INSTRUCTIONS FOR THE TASK:
Look for the word "AIDS" in the entries below, then copy every line that has it.

SUPPLIED DATA:
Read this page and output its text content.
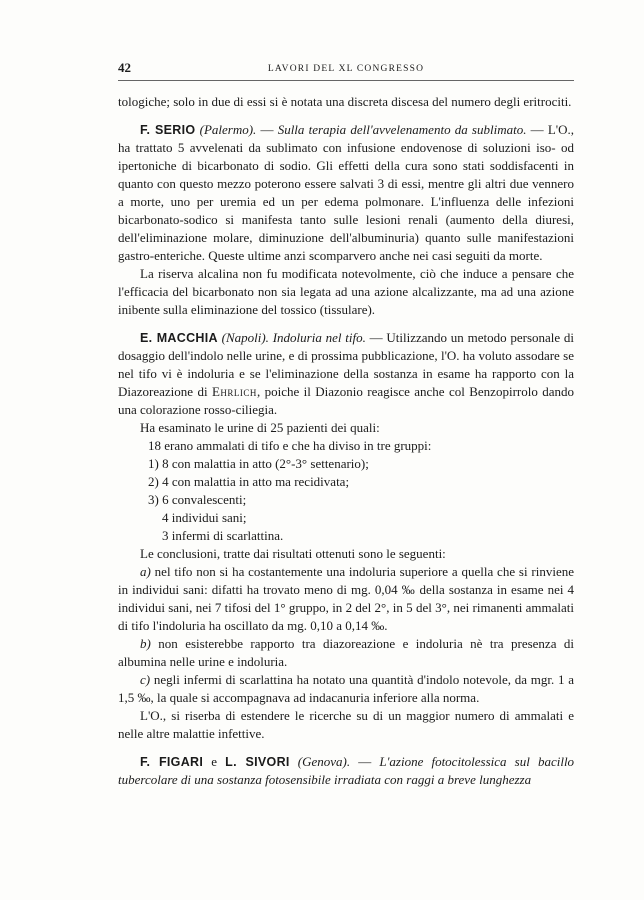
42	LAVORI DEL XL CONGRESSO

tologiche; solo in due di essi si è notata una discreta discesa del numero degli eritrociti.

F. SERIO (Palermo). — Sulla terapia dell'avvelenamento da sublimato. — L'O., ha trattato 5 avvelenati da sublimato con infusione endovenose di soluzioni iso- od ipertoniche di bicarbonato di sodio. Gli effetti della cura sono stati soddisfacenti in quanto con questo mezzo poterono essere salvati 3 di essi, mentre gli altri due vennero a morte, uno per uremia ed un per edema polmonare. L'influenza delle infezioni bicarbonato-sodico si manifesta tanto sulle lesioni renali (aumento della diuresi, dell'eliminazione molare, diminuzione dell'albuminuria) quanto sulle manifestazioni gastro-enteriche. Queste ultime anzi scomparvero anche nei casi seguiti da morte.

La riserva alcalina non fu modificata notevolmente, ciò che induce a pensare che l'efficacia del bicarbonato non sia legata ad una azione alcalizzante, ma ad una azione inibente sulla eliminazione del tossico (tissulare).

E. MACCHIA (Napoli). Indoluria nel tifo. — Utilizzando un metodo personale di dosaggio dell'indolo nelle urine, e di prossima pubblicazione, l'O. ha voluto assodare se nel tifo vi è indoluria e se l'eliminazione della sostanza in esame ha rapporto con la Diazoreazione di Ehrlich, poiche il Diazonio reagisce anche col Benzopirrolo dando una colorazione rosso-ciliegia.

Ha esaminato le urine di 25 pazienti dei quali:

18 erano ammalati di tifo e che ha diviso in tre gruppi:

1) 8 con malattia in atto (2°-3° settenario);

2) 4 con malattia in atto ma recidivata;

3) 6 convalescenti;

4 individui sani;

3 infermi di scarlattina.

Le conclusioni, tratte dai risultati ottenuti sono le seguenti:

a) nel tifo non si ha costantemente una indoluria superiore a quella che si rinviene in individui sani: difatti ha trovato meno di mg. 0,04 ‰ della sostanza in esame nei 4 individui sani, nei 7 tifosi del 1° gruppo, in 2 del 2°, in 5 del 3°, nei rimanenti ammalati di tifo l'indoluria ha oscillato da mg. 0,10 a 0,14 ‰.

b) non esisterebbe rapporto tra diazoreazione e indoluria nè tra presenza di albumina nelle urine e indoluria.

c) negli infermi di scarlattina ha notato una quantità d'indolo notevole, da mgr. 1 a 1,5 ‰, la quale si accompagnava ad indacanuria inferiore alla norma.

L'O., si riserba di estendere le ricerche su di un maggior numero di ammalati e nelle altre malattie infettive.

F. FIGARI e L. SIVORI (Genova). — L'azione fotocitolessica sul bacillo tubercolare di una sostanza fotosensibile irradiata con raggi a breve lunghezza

---

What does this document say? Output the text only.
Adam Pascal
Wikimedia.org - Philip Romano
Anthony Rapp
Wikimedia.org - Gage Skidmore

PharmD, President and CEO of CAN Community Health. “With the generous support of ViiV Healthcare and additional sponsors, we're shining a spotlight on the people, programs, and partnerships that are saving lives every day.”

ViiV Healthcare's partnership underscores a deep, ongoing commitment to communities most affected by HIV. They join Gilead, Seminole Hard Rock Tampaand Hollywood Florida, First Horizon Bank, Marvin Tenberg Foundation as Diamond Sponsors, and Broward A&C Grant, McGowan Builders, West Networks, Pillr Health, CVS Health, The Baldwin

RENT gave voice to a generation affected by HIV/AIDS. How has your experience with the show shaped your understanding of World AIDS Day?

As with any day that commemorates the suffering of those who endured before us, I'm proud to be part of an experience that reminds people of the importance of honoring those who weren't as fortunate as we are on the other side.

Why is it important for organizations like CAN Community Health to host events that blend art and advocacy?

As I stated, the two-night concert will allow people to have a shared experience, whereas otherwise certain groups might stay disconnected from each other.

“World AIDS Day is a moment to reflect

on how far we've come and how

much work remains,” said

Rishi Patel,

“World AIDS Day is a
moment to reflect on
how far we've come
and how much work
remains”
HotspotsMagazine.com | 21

* * *

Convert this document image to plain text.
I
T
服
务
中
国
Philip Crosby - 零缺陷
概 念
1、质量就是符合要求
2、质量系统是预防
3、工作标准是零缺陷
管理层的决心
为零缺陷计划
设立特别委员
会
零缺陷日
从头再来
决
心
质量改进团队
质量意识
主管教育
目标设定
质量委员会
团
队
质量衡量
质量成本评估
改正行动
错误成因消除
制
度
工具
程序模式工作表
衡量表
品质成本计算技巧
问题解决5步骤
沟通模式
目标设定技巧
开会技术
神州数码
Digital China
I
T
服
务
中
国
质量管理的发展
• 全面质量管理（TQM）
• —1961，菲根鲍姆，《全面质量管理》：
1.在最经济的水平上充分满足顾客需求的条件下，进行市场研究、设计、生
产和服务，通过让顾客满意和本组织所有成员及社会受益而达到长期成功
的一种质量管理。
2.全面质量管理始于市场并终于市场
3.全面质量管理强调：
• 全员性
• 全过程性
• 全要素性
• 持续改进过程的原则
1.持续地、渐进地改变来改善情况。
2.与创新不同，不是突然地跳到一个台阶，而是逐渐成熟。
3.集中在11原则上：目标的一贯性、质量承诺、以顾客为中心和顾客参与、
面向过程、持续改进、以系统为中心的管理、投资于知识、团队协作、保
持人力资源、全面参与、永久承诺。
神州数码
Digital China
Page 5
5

EXERCISE OUTPUT:
RENT gave voice to a generation affected by HIV/AIDS. How has your experience with the show shaped your understanding of World AIDS Day?
“World AIDS Day is a moment to reflect
“World AIDS Day is a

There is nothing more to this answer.